— begin Records for the exercise —
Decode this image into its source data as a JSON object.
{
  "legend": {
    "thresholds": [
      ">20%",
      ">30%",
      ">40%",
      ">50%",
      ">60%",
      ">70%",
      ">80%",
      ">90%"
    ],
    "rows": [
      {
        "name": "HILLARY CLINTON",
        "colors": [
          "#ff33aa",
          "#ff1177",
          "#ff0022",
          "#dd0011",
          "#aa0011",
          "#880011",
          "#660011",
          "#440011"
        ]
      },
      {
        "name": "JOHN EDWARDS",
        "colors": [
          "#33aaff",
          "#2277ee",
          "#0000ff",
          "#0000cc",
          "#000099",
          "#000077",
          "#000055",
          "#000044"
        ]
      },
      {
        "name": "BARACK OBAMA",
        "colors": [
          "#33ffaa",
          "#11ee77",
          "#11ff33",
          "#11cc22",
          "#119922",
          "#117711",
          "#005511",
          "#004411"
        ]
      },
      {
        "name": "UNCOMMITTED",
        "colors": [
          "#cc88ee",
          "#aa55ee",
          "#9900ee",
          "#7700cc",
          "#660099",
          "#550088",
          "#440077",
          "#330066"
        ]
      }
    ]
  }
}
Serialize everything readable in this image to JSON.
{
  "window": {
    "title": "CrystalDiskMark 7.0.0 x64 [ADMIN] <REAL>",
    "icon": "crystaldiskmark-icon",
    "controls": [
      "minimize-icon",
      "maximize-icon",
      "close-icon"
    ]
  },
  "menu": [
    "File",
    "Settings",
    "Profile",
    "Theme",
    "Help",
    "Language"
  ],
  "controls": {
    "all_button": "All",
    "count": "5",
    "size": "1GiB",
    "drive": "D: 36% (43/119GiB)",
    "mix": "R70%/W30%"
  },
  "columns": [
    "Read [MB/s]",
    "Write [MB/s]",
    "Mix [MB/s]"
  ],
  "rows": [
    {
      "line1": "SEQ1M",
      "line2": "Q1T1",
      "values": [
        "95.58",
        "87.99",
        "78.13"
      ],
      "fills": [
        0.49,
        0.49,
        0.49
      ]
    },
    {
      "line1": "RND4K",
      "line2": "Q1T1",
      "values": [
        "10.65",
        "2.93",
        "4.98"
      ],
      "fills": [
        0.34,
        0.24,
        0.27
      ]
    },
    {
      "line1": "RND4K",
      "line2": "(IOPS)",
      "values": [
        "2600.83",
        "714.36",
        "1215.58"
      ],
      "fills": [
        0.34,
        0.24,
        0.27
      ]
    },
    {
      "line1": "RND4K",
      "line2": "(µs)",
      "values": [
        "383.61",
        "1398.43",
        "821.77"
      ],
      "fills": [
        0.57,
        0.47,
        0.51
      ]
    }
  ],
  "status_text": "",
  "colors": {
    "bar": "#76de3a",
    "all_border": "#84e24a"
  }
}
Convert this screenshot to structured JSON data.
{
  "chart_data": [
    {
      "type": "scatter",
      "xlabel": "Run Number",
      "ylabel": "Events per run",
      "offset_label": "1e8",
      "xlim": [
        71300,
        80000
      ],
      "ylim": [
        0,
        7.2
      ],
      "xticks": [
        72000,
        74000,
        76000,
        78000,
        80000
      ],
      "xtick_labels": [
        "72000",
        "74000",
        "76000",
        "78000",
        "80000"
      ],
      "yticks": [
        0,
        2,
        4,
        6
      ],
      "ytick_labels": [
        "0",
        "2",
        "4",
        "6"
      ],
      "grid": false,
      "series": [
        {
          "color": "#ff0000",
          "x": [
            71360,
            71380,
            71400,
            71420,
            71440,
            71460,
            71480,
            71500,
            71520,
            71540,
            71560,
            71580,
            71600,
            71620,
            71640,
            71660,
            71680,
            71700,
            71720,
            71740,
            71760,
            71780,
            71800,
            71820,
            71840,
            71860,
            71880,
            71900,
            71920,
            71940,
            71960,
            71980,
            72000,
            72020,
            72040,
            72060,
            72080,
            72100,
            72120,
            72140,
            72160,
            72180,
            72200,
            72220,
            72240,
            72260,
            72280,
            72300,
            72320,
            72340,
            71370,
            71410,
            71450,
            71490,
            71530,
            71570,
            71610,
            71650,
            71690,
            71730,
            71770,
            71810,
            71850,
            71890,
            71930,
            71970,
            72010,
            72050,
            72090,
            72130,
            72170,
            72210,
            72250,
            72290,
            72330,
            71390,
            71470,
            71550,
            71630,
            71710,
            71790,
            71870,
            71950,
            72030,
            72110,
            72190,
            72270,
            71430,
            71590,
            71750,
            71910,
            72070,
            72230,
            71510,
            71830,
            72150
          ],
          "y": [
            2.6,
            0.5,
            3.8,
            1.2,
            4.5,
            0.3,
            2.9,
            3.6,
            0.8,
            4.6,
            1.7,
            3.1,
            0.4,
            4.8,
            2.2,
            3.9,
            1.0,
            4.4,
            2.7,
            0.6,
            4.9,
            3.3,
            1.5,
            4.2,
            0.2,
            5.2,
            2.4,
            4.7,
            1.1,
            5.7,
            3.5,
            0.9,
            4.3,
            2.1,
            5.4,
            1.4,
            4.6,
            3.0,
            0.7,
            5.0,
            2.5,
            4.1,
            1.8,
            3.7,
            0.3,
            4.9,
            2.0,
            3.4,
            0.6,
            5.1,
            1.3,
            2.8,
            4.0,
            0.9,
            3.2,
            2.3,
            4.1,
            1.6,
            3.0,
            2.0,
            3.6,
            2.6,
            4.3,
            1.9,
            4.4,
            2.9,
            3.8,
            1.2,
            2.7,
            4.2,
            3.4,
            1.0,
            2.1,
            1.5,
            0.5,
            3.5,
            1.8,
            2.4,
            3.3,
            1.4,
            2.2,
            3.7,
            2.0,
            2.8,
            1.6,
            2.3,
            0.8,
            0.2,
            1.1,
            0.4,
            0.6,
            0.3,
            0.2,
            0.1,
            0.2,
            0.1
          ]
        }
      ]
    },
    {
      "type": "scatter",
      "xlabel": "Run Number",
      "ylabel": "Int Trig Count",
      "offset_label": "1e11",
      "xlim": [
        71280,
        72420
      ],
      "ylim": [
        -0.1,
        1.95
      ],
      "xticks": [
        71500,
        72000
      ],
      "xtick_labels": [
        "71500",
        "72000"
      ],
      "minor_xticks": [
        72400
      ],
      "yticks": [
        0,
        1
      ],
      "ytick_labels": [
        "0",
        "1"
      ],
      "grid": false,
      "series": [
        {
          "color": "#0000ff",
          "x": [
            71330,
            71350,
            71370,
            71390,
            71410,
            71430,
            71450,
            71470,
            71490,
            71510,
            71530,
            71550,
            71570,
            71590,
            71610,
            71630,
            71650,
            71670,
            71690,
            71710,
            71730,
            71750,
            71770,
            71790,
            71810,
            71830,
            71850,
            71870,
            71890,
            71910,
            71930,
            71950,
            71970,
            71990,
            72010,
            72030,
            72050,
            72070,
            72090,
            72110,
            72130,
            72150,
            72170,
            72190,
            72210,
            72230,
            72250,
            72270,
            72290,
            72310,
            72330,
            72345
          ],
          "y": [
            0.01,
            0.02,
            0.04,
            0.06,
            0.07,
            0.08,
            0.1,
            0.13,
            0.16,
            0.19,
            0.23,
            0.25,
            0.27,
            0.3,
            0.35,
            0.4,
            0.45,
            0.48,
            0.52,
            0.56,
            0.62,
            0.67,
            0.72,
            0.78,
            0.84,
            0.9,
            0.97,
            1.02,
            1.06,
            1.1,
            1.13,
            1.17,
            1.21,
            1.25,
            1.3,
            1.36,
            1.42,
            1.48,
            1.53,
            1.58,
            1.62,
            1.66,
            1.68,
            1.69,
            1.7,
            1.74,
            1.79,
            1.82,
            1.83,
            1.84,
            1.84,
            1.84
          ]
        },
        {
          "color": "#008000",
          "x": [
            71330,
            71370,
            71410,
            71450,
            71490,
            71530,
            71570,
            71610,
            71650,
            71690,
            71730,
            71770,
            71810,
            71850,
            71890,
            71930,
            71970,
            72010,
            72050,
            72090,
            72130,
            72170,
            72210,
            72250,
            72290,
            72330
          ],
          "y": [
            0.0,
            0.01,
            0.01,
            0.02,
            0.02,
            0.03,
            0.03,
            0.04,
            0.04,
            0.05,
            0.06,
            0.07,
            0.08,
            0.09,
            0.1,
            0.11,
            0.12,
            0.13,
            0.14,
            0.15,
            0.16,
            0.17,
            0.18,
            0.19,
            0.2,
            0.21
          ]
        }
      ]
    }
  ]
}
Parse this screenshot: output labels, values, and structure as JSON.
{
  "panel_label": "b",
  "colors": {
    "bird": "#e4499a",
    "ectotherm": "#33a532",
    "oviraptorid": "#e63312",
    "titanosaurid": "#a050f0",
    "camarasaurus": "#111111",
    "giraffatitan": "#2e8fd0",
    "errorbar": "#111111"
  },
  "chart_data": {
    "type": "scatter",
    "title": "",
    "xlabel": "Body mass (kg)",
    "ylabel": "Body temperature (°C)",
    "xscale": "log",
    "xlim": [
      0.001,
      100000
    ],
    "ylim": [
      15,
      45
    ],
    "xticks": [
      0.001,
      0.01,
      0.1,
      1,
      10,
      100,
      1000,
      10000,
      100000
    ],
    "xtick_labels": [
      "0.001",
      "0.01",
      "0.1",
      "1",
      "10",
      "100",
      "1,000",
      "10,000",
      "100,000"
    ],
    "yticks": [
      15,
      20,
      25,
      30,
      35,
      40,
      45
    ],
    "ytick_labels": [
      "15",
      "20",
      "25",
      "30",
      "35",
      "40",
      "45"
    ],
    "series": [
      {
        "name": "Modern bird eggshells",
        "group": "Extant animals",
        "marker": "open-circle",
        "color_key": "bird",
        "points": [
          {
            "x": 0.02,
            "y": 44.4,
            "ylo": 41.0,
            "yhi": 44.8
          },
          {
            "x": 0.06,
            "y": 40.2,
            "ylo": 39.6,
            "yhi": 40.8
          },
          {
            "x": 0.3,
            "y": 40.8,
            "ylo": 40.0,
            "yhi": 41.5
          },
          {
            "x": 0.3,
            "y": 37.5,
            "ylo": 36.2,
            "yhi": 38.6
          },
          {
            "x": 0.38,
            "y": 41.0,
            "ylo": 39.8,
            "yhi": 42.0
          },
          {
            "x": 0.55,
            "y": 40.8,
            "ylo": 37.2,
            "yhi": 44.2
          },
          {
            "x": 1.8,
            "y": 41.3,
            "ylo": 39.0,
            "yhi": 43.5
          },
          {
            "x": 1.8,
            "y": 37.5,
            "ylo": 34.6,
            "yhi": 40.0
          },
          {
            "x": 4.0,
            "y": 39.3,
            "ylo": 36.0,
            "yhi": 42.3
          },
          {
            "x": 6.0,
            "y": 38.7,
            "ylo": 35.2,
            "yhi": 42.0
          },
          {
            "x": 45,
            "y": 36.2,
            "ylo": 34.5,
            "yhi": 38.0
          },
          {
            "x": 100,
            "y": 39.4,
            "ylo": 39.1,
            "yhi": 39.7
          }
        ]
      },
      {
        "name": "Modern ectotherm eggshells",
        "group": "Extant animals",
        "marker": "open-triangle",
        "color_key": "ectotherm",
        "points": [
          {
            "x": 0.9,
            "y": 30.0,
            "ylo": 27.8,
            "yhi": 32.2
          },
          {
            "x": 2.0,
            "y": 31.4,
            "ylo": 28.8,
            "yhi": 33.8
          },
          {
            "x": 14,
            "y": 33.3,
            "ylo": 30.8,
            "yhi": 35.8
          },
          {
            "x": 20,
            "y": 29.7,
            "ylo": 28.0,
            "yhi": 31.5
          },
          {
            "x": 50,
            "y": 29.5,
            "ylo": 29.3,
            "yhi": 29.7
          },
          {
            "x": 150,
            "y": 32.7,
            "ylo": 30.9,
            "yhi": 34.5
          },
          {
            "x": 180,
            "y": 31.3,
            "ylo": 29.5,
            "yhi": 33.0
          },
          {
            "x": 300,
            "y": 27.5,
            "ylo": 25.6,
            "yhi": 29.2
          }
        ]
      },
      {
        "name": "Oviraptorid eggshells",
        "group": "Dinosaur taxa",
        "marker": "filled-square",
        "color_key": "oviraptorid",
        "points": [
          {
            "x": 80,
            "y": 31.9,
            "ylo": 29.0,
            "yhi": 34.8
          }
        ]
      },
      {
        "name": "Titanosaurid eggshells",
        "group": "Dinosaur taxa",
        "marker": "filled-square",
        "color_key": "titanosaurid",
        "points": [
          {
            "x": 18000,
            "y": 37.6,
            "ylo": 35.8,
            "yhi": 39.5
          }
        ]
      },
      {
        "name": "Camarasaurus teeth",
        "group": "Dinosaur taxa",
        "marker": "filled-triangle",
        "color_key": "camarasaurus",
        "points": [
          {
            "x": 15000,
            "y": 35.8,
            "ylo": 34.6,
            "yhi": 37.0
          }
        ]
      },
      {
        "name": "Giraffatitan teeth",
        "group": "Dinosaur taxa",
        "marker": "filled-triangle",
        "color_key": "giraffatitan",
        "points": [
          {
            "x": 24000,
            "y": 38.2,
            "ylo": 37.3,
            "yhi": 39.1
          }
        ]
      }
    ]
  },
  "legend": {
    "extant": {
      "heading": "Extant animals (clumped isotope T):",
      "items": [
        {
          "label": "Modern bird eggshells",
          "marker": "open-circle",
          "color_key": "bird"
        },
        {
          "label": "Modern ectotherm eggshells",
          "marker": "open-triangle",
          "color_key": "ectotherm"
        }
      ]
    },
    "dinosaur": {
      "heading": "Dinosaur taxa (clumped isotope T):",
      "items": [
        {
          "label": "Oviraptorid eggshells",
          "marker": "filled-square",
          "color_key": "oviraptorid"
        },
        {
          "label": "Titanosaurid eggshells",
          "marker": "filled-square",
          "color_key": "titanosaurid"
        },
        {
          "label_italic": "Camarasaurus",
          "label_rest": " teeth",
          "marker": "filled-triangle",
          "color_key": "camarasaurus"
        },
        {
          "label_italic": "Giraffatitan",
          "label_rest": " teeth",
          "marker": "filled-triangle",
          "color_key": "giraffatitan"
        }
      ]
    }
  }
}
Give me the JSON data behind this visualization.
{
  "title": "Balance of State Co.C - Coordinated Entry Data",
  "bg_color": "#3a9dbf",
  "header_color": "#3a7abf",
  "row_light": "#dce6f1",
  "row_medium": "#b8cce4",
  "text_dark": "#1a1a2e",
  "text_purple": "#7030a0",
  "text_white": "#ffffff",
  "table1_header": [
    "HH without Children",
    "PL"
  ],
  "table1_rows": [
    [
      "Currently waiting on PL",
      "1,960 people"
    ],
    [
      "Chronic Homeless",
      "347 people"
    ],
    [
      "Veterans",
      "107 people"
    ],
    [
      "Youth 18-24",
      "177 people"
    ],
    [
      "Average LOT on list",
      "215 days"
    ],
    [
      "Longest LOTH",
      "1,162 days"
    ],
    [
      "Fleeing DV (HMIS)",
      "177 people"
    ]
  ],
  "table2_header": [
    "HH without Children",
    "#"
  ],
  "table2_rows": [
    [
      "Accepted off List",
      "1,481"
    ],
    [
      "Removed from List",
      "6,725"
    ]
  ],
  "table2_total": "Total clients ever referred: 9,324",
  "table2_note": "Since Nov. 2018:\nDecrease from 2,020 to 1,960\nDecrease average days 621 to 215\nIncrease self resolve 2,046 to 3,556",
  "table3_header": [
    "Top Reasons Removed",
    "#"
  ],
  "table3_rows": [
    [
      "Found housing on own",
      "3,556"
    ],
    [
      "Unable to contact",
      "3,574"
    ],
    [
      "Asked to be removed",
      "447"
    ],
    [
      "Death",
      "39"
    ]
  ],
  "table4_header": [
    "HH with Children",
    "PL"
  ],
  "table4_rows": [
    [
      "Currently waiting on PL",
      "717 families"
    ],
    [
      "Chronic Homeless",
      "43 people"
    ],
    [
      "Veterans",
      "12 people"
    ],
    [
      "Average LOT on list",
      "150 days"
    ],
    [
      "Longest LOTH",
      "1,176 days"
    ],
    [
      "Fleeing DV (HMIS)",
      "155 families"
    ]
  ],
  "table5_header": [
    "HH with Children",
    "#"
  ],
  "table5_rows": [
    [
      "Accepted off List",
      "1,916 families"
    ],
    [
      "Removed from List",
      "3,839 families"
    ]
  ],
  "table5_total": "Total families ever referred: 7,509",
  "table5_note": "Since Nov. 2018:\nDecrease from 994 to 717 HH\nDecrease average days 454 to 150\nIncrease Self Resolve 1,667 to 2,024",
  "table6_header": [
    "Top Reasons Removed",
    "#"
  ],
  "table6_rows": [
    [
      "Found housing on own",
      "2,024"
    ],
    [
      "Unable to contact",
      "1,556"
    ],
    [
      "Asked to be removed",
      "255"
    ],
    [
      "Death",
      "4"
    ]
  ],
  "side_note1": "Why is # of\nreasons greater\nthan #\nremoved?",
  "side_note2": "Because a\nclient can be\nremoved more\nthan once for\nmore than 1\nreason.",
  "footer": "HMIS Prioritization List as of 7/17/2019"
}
— end Records for the exercise —
Find each line holding "icon". Copy it out.

## [Full output]
    "icon": "crystaldiskmark-icon",
      "minimize-icon",
      "maximize-icon",
      "close-icon"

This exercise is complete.